■ **SOURCE EXCERPT**:
start
Proof-of-Work and Proof-of-Stake are commonly mistaken as consensus protocols. They are not consensus protocols but instead sybil control mechanisms. PoS doesn’t achieve consensus by itself. It has to be coupled with a protocol, such as PBFT, Tendermint/Cosmos, or Avalanche, to make decisions. PoW, by itself, isn’t a consensus mechanism. In BTC/BCH, it works with the heaviest/”longest” chain selection rule to achieve consensus.

Over the 45-year history of distributed systems, there have been only three approaches to the consensus problem: Classical, Nakamoto, and Avalanche.

Classical consensus protocols

Classical consensus protocols, such as Practical Byzantine Fault Tolerance (PBFT), HotStuff and Tendermint/Cosmos, are based on all-to-all voting and this mechanism has been used since the 1980s. They typically have a designated leader who initiates the decision process and a series of rounds of all-to-all communication to ensure that all correct nodes reach the same decisions with absolute certainty. Transactions finalize immediately after a node has received responses from the requisite fraction of the nodes that comprise the system.

They typically require quadratic communication overhead with all-to-all communication of O(n²) (with 10 nodes each round requires 100 messages, with 100 nodes each round requires 10,000 messages and with 2000 validators each round requires 4,000,000 messages). In the event that the leader fails the communication overhead increases further to O(n³ ) as a view change is needed. In addition, they need accurate knowledge of membership of all participating nodes in consensus, any errors in maintaining membership in the system, or any difference in the views of the network can lead to safety violations. If an attacker gains control of 1/3 +1 of the network, they can launch a double-spend attack which is guaranteed to succeed.

The most scalable Classical protocol, HotStuff used by Facebooks Libra (which was designed by Ted Yin, who is now working on the Avalanche protocol) only supports approximately 100 validators before the performance begins to suffer. Whilst other projects using classical consensus protocols claim to scale to thousands of nodes, they are selecting only a small random selection of nodes to perform consensus for each block, whilst the other nodes are not participating in consensus. The cost of violating safety in such a system is only as low as the cost of corrupting any subcommittee, which may be very low.

Due to limitations in the scalability of number of participants and being more fragile where accurate membership needs to be maintained they are not suitable for large, open and permissionless networks where nodes may join and leave at-will.

Nakamoto consensus protocols

The first breakthrough in consensus protocols was with the Nakamoto consensus protocols and have become popular with the rise of Bitcoin. This does away with the requirement for all-to-all communication and as such is a natural fit for open, permissionless settings where any node can join the system at any time. Unlike classical consensus protocols they provide a probabilistic rather than deterministic safety guarantee. A protocol parameter allows this probability of a double spend to be rendered arbitrarily small, enabling high value financial systems to be constructed on this foundation.

Yet, these protocols are costly, wasteful, and limited in performance. It requires useless calculations that use vast amounts of energy; an analysis by the International Energy Agency estimates that cryptocurrency mining uses at least as much energy as the entire nation of Ireland. As a result, Nakamoto-based systems constantly leak value out of their ecosystems to power companies. To maintain the security of proof-of-work systems, the miners can never be switched off, thus ensuring that this eye-watering energy consumption never ends. Mining a block is difficult by design, so Nakamoto protocols finalize transactions very slowly — it takes an hour for a Bitcoin transaction to become final, and this low latency will not improve even as technology does.
end
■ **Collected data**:
start
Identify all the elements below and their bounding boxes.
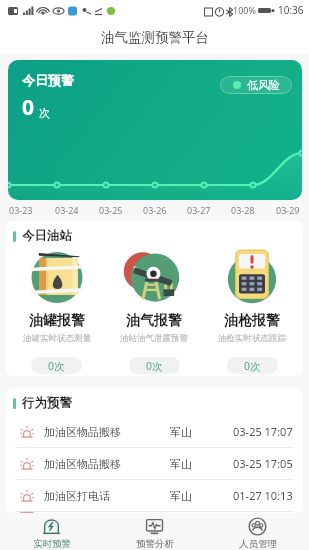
staticText: 03-29 bbox=[276, 204, 300, 216]
staticText: 实时预警 bbox=[33, 538, 71, 550]
button[interactable]: 油罐报警 bbox=[8, 249, 105, 374]
staticText: 军山 bbox=[170, 489, 192, 503]
staticText: 03-26 bbox=[143, 204, 167, 216]
staticText: 油气报警 bbox=[126, 312, 182, 330]
staticText: 油气监测预警平台 bbox=[101, 29, 209, 46]
button[interactable]: 人员管理 bbox=[206, 513, 309, 550]
button[interactable]: 油气报警 bbox=[105, 249, 203, 374]
button[interactable]: 油枪报警 bbox=[203, 249, 301, 374]
staticText: 油站油气泄露预警 bbox=[120, 333, 188, 344]
staticText: 03-25 17:05 bbox=[233, 456, 293, 471]
staticText: 加油区物品搬移 bbox=[44, 425, 121, 439]
staticText: 0次 bbox=[48, 359, 65, 373]
staticText: 03-24 bbox=[55, 204, 79, 216]
staticText: 油罐实时状态测量 bbox=[23, 333, 91, 344]
button[interactable]: 加油区物品搬移 bbox=[6, 416, 303, 447]
staticText: 03-25 bbox=[99, 204, 123, 216]
staticText: 0 bbox=[22, 93, 35, 122]
staticText: 军山 bbox=[170, 425, 192, 439]
button[interactable]: 实时预警 bbox=[0, 513, 103, 550]
button[interactable]: 预警分析 bbox=[103, 513, 206, 550]
button[interactable]: 加油区物品搬移 bbox=[6, 448, 303, 479]
staticText: 03-25 17:07 bbox=[233, 424, 293, 439]
staticText: 加油区物品搬移 bbox=[44, 457, 121, 471]
button[interactable]: 加油区物品搬移 bbox=[6, 512, 303, 513]
staticText: 03-28 bbox=[231, 204, 255, 216]
staticText: 人员管理 bbox=[239, 538, 277, 550]
staticText: 01-27 10:13 bbox=[233, 488, 293, 503]
staticText: 低风险 bbox=[247, 78, 280, 92]
staticText: 油枪实时状态跟踪 bbox=[218, 333, 286, 344]
staticText: 0次 bbox=[146, 359, 163, 373]
button[interactable]: 低风险 bbox=[220, 76, 292, 94]
staticText: 03-27 bbox=[187, 204, 211, 216]
staticText: 预警分析 bbox=[136, 538, 174, 550]
staticText: 0次 bbox=[244, 359, 261, 373]
staticText: 03-23 bbox=[9, 204, 33, 216]
staticText: 军山 bbox=[170, 457, 192, 471]
staticText: 100% bbox=[233, 4, 256, 16]
staticText: 今日预警 bbox=[22, 72, 74, 88]
staticText: 10:36 bbox=[278, 3, 304, 17]
button[interactable]: 加油区打电话 bbox=[6, 480, 303, 511]
staticText: 行为预警 bbox=[22, 395, 72, 411]
staticText: 加油区打电话 bbox=[44, 489, 110, 503]
staticText: 今日油站 bbox=[22, 228, 72, 244]
staticText: 油罐报警 bbox=[29, 312, 85, 330]
staticText: 次 bbox=[39, 106, 50, 120]
staticText: 油枪报警 bbox=[224, 312, 280, 330]
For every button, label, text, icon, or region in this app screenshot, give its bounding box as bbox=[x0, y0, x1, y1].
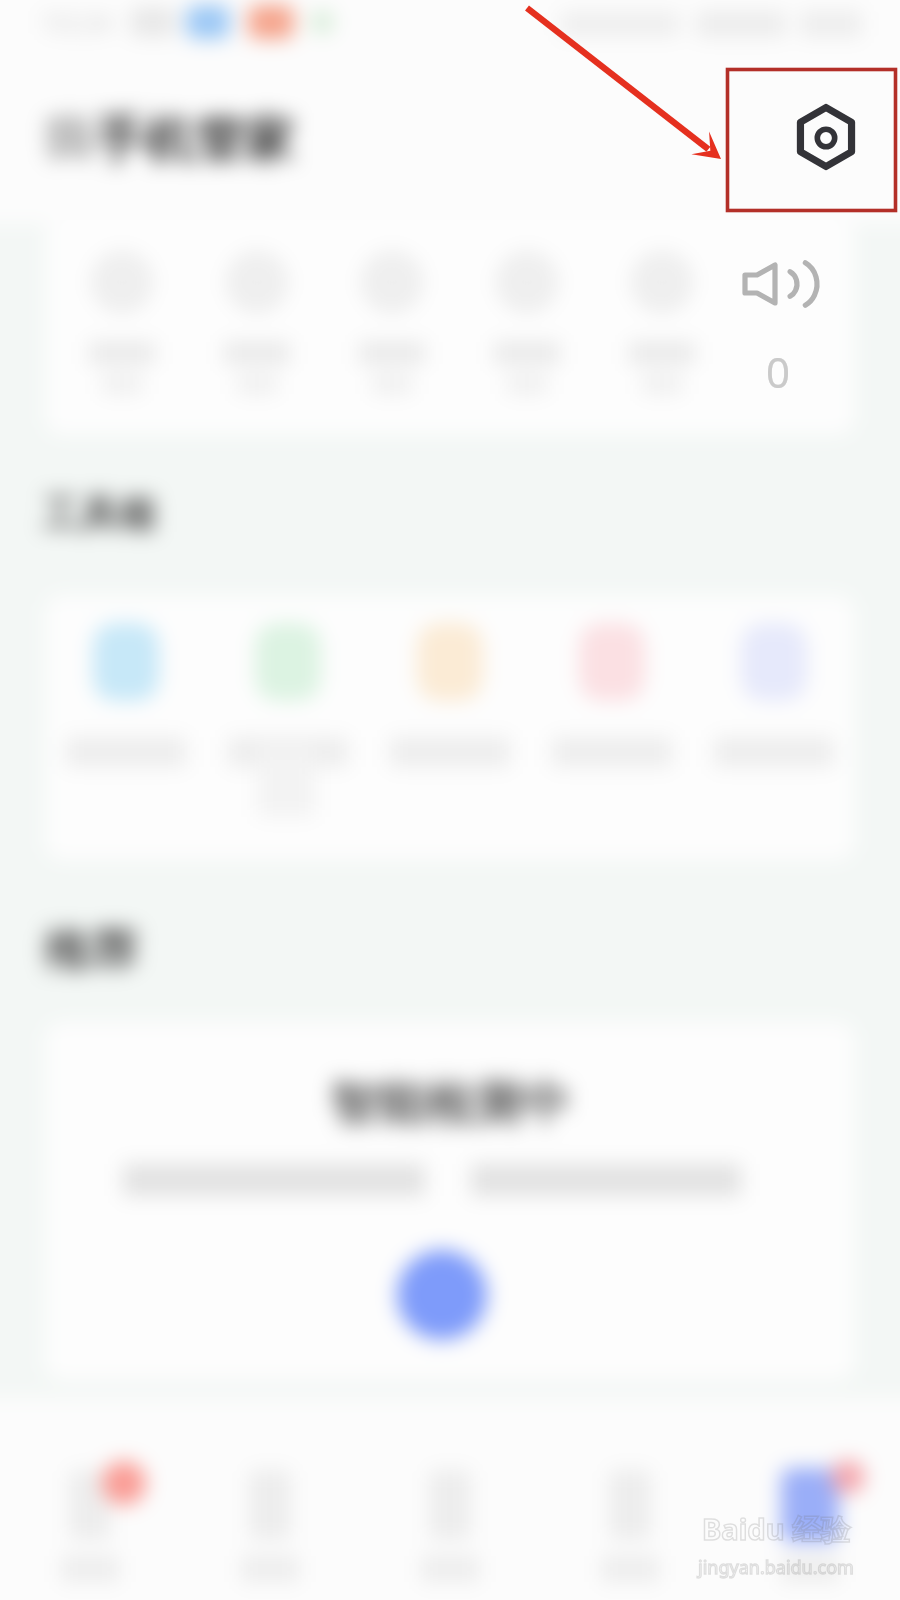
staticText: 我 bbox=[44, 111, 90, 169]
button[interactable] bbox=[450, 220, 585, 394]
button[interactable] bbox=[180, 220, 315, 394]
button[interactable] bbox=[180, 1398, 360, 1582]
button[interactable] bbox=[369, 595, 531, 767]
button[interactable] bbox=[720, 1398, 900, 1582]
button[interactable] bbox=[45, 220, 180, 394]
button[interactable] bbox=[0, 1398, 180, 1582]
button[interactable] bbox=[693, 595, 855, 767]
button[interactable] bbox=[45, 595, 207, 767]
staticText: 工具箱 bbox=[42, 490, 156, 538]
button[interactable] bbox=[585, 220, 720, 394]
button[interactable] bbox=[360, 1398, 540, 1582]
button[interactable]: Volume bbox=[725, 250, 833, 390]
staticText: 智能检测中 bbox=[330, 1074, 570, 1134]
button[interactable] bbox=[531, 595, 693, 767]
button[interactable]: Settings bbox=[786, 97, 866, 177]
staticText: jingyan.baidu.com bbox=[698, 1555, 854, 1580]
staticText: 0 bbox=[766, 343, 791, 400]
button[interactable] bbox=[397, 1250, 487, 1340]
button[interactable] bbox=[540, 1398, 720, 1582]
button[interactable] bbox=[315, 220, 450, 394]
staticText: 推荐 bbox=[42, 922, 138, 970]
button[interactable] bbox=[207, 595, 369, 767]
staticText: Baidu 经验 bbox=[702, 1509, 851, 1549]
staticText: 手机管家 bbox=[94, 109, 294, 172]
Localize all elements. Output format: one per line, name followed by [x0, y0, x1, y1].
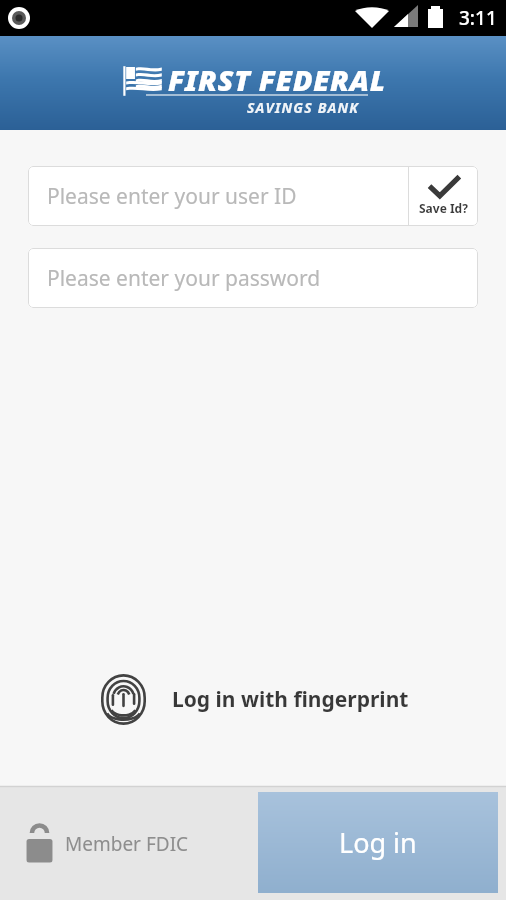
button[interactable]: Please enter your password [28, 248, 478, 308]
button[interactable]: Save Id [409, 166, 478, 226]
staticText: FIRST FEDERAL [168, 60, 386, 99]
button[interactable]: Log in [258, 792, 498, 893]
staticText: Please enter your user ID [47, 182, 297, 211]
staticText: Please enter your password [47, 264, 321, 293]
staticText: SAVINGS BANK [247, 98, 360, 117]
staticText: Member FDIC [65, 831, 189, 857]
staticText: Log in [339, 824, 417, 861]
staticText: Log in with fingerprint [172, 685, 409, 714]
staticText: 3:11 [459, 5, 497, 31]
staticText: Save Id? [419, 200, 468, 216]
button[interactable]: Member FDIC [26, 821, 189, 866]
button[interactable]: Please enter your user ID [28, 166, 408, 226]
button[interactable]: Fingerprint [97, 673, 409, 726]
other: Fingerprint [97, 673, 150, 726]
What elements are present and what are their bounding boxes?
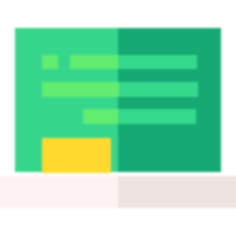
end
■ **THE TASKS**:
A - Answer these questions using the text on consensus protocols:
(i) How many approaches to the consensus problem have there been over the 45-year history of distributed systems?
(ii) About how many validators does HotStuff support before its performance begins to suffer?
(iii) How long does it take for a Bitcoin transaction to become final?
B - Rewrite the text on consensus protocols from "Due to limitations" up to and including "and leave at-will.", changing "fragile" to "brittle".

■ **REPLIES**:
A -
(i) Three: Classical, Nakamoto, and Avalanche.
(ii) Approximately 100.
(iii) An hour.

B -
Due to limitations in the scalability of number of participants and being more brittle where accurate membership needs to be maintained they are not suitable for large, open and permissionless networks where nodes may join and leave at-will.